PROBLEM DETAILS:
Of all the lines in the material, how many contain the word "color"? State the number alone.

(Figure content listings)
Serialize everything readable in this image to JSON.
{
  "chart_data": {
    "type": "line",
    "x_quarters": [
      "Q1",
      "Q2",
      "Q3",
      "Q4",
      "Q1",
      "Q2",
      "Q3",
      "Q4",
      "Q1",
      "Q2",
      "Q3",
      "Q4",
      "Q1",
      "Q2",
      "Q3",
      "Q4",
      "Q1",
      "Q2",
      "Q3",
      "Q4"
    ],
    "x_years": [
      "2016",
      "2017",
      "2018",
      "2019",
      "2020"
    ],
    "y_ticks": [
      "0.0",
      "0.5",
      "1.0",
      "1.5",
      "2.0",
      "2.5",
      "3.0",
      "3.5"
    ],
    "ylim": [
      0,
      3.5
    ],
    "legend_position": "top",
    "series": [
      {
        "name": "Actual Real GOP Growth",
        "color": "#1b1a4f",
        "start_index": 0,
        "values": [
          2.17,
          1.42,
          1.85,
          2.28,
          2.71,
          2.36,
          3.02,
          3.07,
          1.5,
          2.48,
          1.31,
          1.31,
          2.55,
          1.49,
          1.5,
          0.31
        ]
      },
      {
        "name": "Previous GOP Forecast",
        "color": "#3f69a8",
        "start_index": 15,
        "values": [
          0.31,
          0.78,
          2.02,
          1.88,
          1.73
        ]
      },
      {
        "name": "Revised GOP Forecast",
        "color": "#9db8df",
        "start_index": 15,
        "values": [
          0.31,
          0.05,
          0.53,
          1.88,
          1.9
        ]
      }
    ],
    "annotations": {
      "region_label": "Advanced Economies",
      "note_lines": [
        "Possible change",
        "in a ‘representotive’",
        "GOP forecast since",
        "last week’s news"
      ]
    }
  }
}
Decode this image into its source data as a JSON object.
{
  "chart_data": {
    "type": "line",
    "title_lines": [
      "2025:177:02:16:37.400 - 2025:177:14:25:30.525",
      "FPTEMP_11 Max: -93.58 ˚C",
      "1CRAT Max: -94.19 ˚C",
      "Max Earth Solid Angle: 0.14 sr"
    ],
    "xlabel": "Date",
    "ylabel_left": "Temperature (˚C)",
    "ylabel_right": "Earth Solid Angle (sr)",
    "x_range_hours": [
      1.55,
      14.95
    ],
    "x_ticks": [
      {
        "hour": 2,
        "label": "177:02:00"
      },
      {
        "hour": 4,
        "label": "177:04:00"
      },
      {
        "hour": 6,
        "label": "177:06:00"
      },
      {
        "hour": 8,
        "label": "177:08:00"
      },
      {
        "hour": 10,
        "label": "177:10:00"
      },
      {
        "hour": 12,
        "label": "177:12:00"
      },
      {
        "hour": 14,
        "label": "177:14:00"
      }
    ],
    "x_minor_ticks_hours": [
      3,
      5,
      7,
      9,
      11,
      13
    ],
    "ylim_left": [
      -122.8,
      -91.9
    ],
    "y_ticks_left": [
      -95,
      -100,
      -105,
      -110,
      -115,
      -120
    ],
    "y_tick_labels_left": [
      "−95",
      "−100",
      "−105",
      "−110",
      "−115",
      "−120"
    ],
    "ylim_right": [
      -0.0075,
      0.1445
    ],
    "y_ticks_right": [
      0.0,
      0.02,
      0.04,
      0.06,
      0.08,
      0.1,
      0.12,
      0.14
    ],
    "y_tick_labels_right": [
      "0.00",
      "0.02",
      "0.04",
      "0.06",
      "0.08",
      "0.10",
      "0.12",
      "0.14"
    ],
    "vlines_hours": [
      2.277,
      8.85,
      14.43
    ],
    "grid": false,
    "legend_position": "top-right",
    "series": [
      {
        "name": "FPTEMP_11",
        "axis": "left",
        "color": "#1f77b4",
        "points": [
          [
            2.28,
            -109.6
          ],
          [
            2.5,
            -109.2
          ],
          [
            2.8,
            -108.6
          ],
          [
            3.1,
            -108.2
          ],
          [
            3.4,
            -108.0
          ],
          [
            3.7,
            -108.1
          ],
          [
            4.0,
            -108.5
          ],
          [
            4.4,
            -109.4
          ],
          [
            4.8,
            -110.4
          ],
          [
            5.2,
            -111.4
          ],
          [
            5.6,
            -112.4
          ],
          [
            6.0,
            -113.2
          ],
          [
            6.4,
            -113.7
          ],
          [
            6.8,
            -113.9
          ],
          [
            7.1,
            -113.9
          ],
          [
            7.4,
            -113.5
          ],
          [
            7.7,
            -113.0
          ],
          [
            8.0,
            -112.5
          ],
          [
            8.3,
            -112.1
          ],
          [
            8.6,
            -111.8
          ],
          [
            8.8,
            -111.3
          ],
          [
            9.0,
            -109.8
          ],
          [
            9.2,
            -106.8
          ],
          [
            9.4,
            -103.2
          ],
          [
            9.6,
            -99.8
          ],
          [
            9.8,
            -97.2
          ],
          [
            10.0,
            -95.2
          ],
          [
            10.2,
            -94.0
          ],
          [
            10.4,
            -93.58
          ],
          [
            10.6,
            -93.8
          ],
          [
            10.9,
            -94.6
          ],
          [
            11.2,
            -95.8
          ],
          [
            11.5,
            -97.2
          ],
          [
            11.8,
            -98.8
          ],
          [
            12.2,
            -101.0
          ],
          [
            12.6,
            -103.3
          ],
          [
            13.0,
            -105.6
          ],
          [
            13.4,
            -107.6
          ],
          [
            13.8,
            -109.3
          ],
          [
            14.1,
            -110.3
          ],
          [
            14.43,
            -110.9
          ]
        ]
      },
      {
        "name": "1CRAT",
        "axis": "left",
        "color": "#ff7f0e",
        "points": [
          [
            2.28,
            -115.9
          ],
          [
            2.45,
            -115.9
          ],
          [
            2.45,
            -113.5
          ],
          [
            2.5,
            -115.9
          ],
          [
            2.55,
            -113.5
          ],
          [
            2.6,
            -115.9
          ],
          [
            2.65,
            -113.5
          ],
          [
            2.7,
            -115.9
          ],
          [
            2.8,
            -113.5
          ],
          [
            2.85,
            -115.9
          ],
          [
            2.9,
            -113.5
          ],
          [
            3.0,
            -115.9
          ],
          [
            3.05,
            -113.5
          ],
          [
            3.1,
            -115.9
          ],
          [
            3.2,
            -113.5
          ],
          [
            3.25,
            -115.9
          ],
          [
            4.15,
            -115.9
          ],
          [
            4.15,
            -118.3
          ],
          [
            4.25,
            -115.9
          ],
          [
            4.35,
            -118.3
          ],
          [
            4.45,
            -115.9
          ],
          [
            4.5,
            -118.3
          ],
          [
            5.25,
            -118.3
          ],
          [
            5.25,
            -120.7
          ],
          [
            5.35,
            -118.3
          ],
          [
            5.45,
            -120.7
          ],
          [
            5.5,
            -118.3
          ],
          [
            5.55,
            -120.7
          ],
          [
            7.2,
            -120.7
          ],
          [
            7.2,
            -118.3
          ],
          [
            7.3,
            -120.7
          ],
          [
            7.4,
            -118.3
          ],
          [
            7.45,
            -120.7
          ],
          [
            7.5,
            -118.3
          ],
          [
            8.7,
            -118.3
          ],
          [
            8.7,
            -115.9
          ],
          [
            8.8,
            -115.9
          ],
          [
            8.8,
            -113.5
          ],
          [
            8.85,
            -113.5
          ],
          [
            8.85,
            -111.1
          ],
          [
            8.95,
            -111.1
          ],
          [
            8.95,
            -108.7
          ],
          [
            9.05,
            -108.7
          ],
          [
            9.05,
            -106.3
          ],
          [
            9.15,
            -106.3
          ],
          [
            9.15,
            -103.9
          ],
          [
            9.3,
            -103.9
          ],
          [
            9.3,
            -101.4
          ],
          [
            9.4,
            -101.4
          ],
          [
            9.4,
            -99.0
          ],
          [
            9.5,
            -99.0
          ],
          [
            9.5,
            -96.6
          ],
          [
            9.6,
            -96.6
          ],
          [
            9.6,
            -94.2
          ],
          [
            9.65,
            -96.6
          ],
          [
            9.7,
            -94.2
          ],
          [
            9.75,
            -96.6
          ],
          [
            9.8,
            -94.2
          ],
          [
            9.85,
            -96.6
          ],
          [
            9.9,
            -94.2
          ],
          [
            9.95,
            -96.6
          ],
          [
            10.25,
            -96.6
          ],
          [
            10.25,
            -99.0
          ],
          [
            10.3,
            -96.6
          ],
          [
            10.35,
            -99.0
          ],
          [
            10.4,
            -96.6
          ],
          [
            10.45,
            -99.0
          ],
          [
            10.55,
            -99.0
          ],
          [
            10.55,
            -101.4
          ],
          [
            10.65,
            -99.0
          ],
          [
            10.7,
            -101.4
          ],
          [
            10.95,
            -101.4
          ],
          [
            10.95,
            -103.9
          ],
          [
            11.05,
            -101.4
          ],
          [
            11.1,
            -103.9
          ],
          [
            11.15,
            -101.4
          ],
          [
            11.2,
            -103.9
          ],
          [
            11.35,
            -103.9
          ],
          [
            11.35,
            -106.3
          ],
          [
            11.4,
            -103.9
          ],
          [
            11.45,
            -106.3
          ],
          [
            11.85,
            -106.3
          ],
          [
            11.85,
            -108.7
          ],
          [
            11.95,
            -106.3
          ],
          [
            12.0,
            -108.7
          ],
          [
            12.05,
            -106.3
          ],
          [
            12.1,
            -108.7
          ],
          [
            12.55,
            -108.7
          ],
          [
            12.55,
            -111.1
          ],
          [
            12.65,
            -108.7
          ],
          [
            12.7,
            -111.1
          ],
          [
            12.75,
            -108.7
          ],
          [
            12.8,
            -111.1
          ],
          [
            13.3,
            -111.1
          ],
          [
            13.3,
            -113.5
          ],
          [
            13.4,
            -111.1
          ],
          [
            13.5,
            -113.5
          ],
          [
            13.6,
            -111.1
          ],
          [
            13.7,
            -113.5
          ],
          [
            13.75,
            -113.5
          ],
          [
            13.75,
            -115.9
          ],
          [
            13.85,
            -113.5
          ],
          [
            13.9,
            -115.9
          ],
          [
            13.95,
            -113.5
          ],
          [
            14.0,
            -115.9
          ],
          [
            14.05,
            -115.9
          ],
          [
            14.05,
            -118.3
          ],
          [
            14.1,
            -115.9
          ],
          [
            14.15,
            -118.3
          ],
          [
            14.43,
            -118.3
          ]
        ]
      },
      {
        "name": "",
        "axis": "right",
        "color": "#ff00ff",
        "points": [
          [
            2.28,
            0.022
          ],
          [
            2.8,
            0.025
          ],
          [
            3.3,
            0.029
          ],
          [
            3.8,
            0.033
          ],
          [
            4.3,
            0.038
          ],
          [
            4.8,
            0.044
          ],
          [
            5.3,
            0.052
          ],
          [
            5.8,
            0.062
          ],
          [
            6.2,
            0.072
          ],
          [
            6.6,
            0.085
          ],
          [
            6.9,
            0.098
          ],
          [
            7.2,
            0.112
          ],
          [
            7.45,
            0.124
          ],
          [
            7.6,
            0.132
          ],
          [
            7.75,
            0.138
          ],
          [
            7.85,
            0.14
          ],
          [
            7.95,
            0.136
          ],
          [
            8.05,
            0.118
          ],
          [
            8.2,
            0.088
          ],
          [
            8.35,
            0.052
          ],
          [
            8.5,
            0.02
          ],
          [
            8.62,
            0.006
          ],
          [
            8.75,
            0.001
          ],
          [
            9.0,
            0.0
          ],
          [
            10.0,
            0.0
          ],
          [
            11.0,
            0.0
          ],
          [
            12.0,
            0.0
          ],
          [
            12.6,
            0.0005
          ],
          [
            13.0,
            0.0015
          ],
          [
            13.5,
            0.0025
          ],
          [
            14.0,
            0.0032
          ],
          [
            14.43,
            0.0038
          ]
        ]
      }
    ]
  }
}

ANSWER TO THE TASK:
6